Written exercise - Retype the full set of records. Keep every character identical.

The data -
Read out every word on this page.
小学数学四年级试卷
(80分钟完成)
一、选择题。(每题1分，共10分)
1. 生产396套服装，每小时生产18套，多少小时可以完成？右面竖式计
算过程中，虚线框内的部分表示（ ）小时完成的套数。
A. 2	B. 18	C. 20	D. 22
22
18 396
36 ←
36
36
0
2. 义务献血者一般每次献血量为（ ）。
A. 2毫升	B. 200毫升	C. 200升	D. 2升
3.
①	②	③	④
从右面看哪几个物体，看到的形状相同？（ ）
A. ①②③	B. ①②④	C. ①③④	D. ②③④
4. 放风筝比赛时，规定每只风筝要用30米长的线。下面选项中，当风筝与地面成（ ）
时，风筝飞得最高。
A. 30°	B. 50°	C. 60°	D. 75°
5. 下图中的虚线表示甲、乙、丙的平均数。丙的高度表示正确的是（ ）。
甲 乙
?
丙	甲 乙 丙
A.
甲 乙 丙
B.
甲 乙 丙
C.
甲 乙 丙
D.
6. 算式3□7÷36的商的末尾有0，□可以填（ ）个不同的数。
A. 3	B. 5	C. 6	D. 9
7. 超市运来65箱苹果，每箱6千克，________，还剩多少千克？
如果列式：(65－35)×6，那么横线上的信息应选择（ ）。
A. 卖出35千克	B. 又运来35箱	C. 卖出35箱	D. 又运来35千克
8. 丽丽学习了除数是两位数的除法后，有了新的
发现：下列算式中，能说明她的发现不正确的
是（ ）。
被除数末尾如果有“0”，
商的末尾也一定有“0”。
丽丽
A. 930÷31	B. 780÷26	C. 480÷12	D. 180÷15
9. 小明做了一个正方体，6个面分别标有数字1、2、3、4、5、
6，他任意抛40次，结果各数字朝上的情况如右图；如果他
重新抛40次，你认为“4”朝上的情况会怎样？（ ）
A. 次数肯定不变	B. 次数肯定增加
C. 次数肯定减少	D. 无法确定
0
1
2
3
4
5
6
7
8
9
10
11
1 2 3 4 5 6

Right answer -
Read out every word on this page.
小学数学四年级试卷
(80分钟完成)
一、选择题。(每题1分，共10分)
1. 生产396套服装，每小时生产18套，多少小时可以完成？右面竖式计
算过程中，虚线框内的部分表示（ ）小时完成的套数。
A. 2	B. 18	C. 20	D. 22
22
18 396
36 ←
36
36
0
2. 义务献血者一般每次献血量为（ ）。
A. 2毫升	B. 200毫升	C. 200升	D. 2升
3.
①	②	③	④
从右面看哪几个物体，看到的形状相同？（ ）
A. ①②③	B. ①②④	C. ①③④	D. ②③④
4. 放风筝比赛时，规定每只风筝要用30米长的线。下面选项中，当风筝与地面成（ ）
时，风筝飞得最高。
A. 30°	B. 50°	C. 60°	D. 75°
5. 下图中的虚线表示甲、乙、丙的平均数。丙的高度表示正确的是（ ）。
甲 乙
?
丙	甲 乙 丙
A.
甲 乙 丙
B.
甲 乙 丙
C.
甲 乙 丙
D.
6. 算式3□7÷36的商的末尾有0，□可以填（ ）个不同的数。
A. 3	B. 5	C. 6	D. 9
7. 超市运来65箱苹果，每箱6千克，________，还剩多少千克？
如果列式：(65－35)×6，那么横线上的信息应选择（ ）。
A. 卖出35千克	B. 又运来35箱	C. 卖出35箱	D. 又运来35千克
8. 丽丽学习了除数是两位数的除法后，有了新的
发现：下列算式中，能说明她的发现不正确的
是（ ）。
被除数末尾如果有“0”，
商的末尾也一定有“0”。
丽丽
A. 930÷31	B. 780÷26	C. 480÷12	D. 180÷15
9. 小明做了一个正方体，6个面分别标有数字1、2、3、4、5、
6，他任意抛40次，结果各数字朝上的情况如右图；如果他
重新抛40次，你认为“4”朝上的情况会怎样？（ ）
A. 次数肯定不变	B. 次数肯定增加
C. 次数肯定减少	D. 无法确定
0
1
2
3
4
5
6
7
8
9
10
11
1 2 3 4 5 6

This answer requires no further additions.